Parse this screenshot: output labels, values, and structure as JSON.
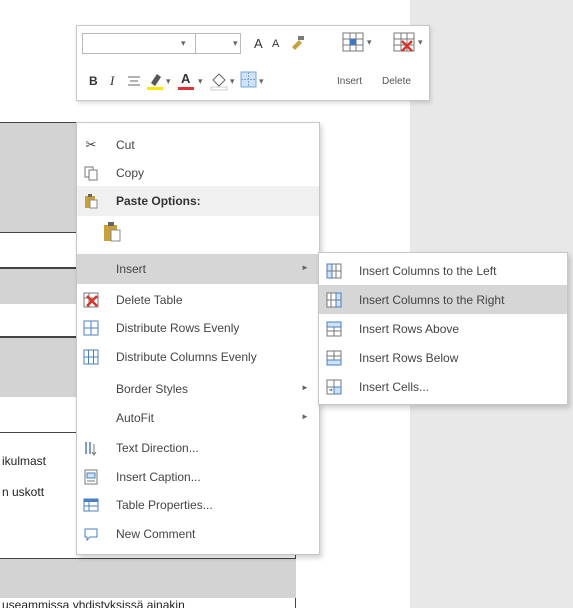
{
  "document": {
    "lines": [
      "ikulmast",
      "n uskott",
      "useammissa yhdistyksissä ainakin"
    ]
  },
  "mini_toolbar": {
    "font_name_value": "",
    "font_size_value": "",
    "grow_font": "A",
    "shrink_font": "A",
    "bold": "B",
    "italic": "I",
    "font_color_letter": "A",
    "insert_label": "Insert",
    "delete_label": "Delete"
  },
  "context_menu": {
    "items": [
      {
        "label": "Cut",
        "icon": "scissors-icon"
      },
      {
        "label": "Copy",
        "icon": "copy-icon"
      },
      {
        "label": "Paste Options:",
        "icon": "paste-icon"
      },
      {
        "label": "",
        "icon": "paste-keep-source-icon"
      },
      {
        "label": "Insert",
        "icon": ""
      },
      {
        "label": "Delete Table",
        "icon": "delete-table-icon"
      },
      {
        "label": "Distribute Rows Evenly",
        "icon": "distribute-rows-icon"
      },
      {
        "label": "Distribute Columns Evenly",
        "icon": "distribute-columns-icon"
      },
      {
        "label": "Border Styles",
        "icon": ""
      },
      {
        "label": "AutoFit",
        "icon": ""
      },
      {
        "label": "Text Direction...",
        "icon": "text-direction-icon"
      },
      {
        "label": "Insert Caption...",
        "icon": "insert-caption-icon"
      },
      {
        "label": "Table Properties...",
        "icon": "table-properties-icon"
      },
      {
        "label": "New Comment",
        "icon": "new-comment-icon"
      }
    ]
  },
  "submenu": {
    "items": [
      {
        "label": "Insert Columns to the Left",
        "icon": "insert-columns-left-icon"
      },
      {
        "label": "Insert Columns to the Right",
        "icon": "insert-columns-right-icon"
      },
      {
        "label": "Insert Rows Above",
        "icon": "insert-rows-above-icon"
      },
      {
        "label": "Insert Rows Below",
        "icon": "insert-rows-below-icon"
      },
      {
        "label": "Insert Cells...",
        "icon": "insert-cells-icon"
      }
    ]
  },
  "colors": {
    "highlight": "#d6d6d6",
    "highlighter_yellow": "#ffe600",
    "font_color_red": "#e03030",
    "delete_red": "#d9342b",
    "table_shading": "#d3d3d3"
  }
}
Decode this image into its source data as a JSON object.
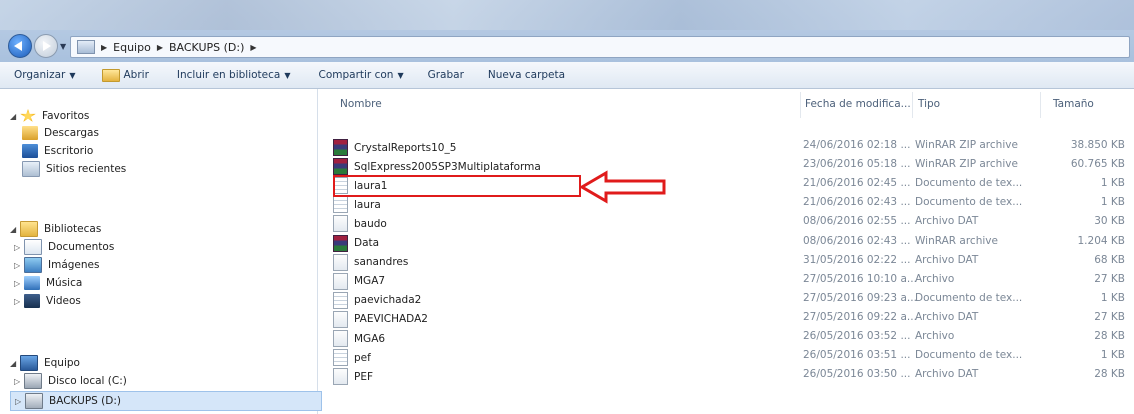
{
  "address": {
    "crumbs": [
      "Equipo",
      "BACKUPS (D:)"
    ]
  },
  "toolbar": {
    "organize": "Organizar",
    "open": "Abrir",
    "include": "Incluir en biblioteca",
    "share": "Compartir con",
    "burn": "Grabar",
    "new_folder": "Nueva carpeta"
  },
  "nav": {
    "favorites": "Favoritos",
    "downloads": "Descargas",
    "desktop": "Escritorio",
    "recent": "Sitios recientes",
    "libraries": "Bibliotecas",
    "documents": "Documentos",
    "images": "Imágenes",
    "music": "Música",
    "videos": "Videos",
    "computer": "Equipo",
    "local_disk": "Disco local (C:)",
    "backups": "BACKUPS (D:)"
  },
  "columns": {
    "name": "Nombre",
    "date": "Fecha de modifica...",
    "type": "Tipo",
    "size": "Tamaño"
  },
  "files": [
    {
      "name": "CrystalReports10_5",
      "date": "24/06/2016 02:18 ...",
      "type": "WinRAR ZIP archive",
      "size": "38.850 KB",
      "icon": "rar-icon"
    },
    {
      "name": "SqlExpress2005SP3Multiplataforma",
      "date": "23/06/2016 05:18 ...",
      "type": "WinRAR ZIP archive",
      "size": "60.765 KB",
      "icon": "rar-icon"
    },
    {
      "name": "laura1",
      "date": "21/06/2016 02:45 ...",
      "type": "Documento de tex...",
      "size": "1 KB",
      "icon": "txt-icon"
    },
    {
      "name": "laura",
      "date": "21/06/2016 02:43 ...",
      "type": "Documento de tex...",
      "size": "1 KB",
      "icon": "txt-icon"
    },
    {
      "name": "baudo",
      "date": "08/06/2016 02:55 ...",
      "type": "Archivo DAT",
      "size": "30 KB",
      "icon": "dat-icon"
    },
    {
      "name": "Data",
      "date": "08/06/2016 02:43 ...",
      "type": "WinRAR archive",
      "size": "1.204 KB",
      "icon": "rar-icon"
    },
    {
      "name": "sanandres",
      "date": "31/05/2016 02:22 ...",
      "type": "Archivo DAT",
      "size": "68 KB",
      "icon": "dat-icon"
    },
    {
      "name": "MGA7",
      "date": "27/05/2016 10:10 a...",
      "type": "Archivo",
      "size": "27 KB",
      "icon": "file-icon"
    },
    {
      "name": "paevichada2",
      "date": "27/05/2016 09:23 a...",
      "type": "Documento de tex...",
      "size": "1 KB",
      "icon": "txt-icon"
    },
    {
      "name": "PAEVICHADA2",
      "date": "27/05/2016 09:22 a...",
      "type": "Archivo DAT",
      "size": "27 KB",
      "icon": "dat-icon"
    },
    {
      "name": "MGA6",
      "date": "26/05/2016 03:52 ...",
      "type": "Archivo",
      "size": "28 KB",
      "icon": "file-icon"
    },
    {
      "name": "pef",
      "date": "26/05/2016 03:51 ...",
      "type": "Documento de tex...",
      "size": "1 KB",
      "icon": "txt-icon"
    },
    {
      "name": "PEF",
      "date": "26/05/2016 03:50 ...",
      "type": "Archivo DAT",
      "size": "28 KB",
      "icon": "dat-icon"
    }
  ],
  "colors": {
    "highlight": "#e01b1b",
    "selection": "#d5e6f9"
  }
}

#### WHAT THIS TASK INVOLVES
What the response needs is every entry, repeated exactly, and none of the pictures.

#### ANSWER BOX
Parse this screenshot: output labels, values, and structure as JSON.
{
  "document": {
    "lines": [
      "ikulmast",
      "n uskott",
      "useammissa yhdistyksissä ainakin"
    ]
  },
  "mini_toolbar": {
    "font_name_value": "",
    "font_size_value": "",
    "grow_font": "A",
    "shrink_font": "A",
    "bold": "B",
    "italic": "I",
    "font_color_letter": "A",
    "insert_label": "Insert",
    "delete_label": "Delete"
  },
  "context_menu": {
    "items": [
      {
        "label": "Cut",
        "icon": "scissors-icon"
      },
      {
        "label": "Copy",
        "icon": "copy-icon"
      },
      {
        "label": "Paste Options:",
        "icon": "paste-icon"
      },
      {
        "label": "",
        "icon": "paste-keep-source-icon"
      },
      {
        "label": "Insert",
        "icon": ""
      },
      {
        "label": "Delete Table",
        "icon": "delete-table-icon"
      },
      {
        "label": "Distribute Rows Evenly",
        "icon": "distribute-rows-icon"
      },
      {
        "label": "Distribute Columns Evenly",
        "icon": "distribute-columns-icon"
      },
      {
        "label": "Border Styles",
        "icon": ""
      },
      {
        "label": "AutoFit",
        "icon": ""
      },
      {
        "label": "Text Direction...",
        "icon": "text-direction-icon"
      },
      {
        "label": "Insert Caption...",
        "icon": "insert-caption-icon"
      },
      {
        "label": "Table Properties...",
        "icon": "table-properties-icon"
      },
      {
        "label": "New Comment",
        "icon": "new-comment-icon"
      }
    ]
  },
  "submenu": {
    "items": [
      {
        "label": "Insert Columns to the Left",
        "icon": "insert-columns-left-icon"
      },
      {
        "label": "Insert Columns to the Right",
        "icon": "insert-columns-right-icon"
      },
      {
        "label": "Insert Rows Above",
        "icon": "insert-rows-above-icon"
      },
      {
        "label": "Insert Rows Below",
        "icon": "insert-rows-below-icon"
      },
      {
        "label": "Insert Cells...",
        "icon": "insert-cells-icon"
      }
    ]
  },
  "colors": {
    "highlight": "#d6d6d6",
    "highlighter_yellow": "#ffe600",
    "font_color_red": "#e03030",
    "delete_red": "#d9342b",
    "table_shading": "#d3d3d3"
  }
}
Decode this image into its source data as a JSON object.
{
  "address": {
    "crumbs": [
      "Equipo",
      "BACKUPS (D:)"
    ]
  },
  "toolbar": {
    "organize": "Organizar",
    "open": "Abrir",
    "include": "Incluir en biblioteca",
    "share": "Compartir con",
    "burn": "Grabar",
    "new_folder": "Nueva carpeta"
  },
  "nav": {
    "favorites": "Favoritos",
    "downloads": "Descargas",
    "desktop": "Escritorio",
    "recent": "Sitios recientes",
    "libraries": "Bibliotecas",
    "documents": "Documentos",
    "images": "Imágenes",
    "music": "Música",
    "videos": "Videos",
    "computer": "Equipo",
    "local_disk": "Disco local (C:)",
    "backups": "BACKUPS (D:)"
  },
  "columns": {
    "name": "Nombre",
    "date": "Fecha de modifica...",
    "type": "Tipo",
    "size": "Tamaño"
  },
  "files": [
    {
      "name": "CrystalReports10_5",
      "date": "24/06/2016 02:18 ...",
      "type": "WinRAR ZIP archive",
      "size": "38.850 KB",
      "icon": "rar-icon"
    },
    {
      "name": "SqlExpress2005SP3Multiplataforma",
      "date": "23/06/2016 05:18 ...",
      "type": "WinRAR ZIP archive",
      "size": "60.765 KB",
      "icon": "rar-icon"
    },
    {
      "name": "laura1",
      "date": "21/06/2016 02:45 ...",
      "type": "Documento de tex...",
      "size": "1 KB",
      "icon": "txt-icon"
    },
    {
      "name": "laura",
      "date": "21/06/2016 02:43 ...",
      "type": "Documento de tex...",
      "size": "1 KB",
      "icon": "txt-icon"
    },
    {
      "name": "baudo",
      "date": "08/06/2016 02:55 ...",
      "type": "Archivo DAT",
      "size": "30 KB",
      "icon": "dat-icon"
    },
    {
      "name": "Data",
      "date": "08/06/2016 02:43 ...",
      "type": "WinRAR archive",
      "size": "1.204 KB",
      "icon": "rar-icon"
    },
    {
      "name": "sanandres",
      "date": "31/05/2016 02:22 ...",
      "type": "Archivo DAT",
      "size": "68 KB",
      "icon": "dat-icon"
    },
    {
      "name": "MGA7",
      "date": "27/05/2016 10:10 a...",
      "type": "Archivo",
      "size": "27 KB",
      "icon": "file-icon"
    },
    {
      "name": "paevichada2",
      "date": "27/05/2016 09:23 a...",
      "type": "Documento de tex...",
      "size": "1 KB",
      "icon": "txt-icon"
    },
    {
      "name": "PAEVICHADA2",
      "date": "27/05/2016 09:22 a...",
      "type": "Archivo DAT",
      "size": "27 KB",
      "icon": "dat-icon"
    },
    {
      "name": "MGA6",
      "date": "26/05/2016 03:52 ...",
      "type": "Archivo",
      "size": "28 KB",
      "icon": "file-icon"
    },
    {
      "name": "pef",
      "date": "26/05/2016 03:51 ...",
      "type": "Documento de tex...",
      "size": "1 KB",
      "icon": "txt-icon"
    },
    {
      "name": "PEF",
      "date": "26/05/2016 03:50 ...",
      "type": "Archivo DAT",
      "size": "28 KB",
      "icon": "dat-icon"
    }
  ],
  "colors": {
    "highlight": "#e01b1b",
    "selection": "#d5e6f9"
  }
}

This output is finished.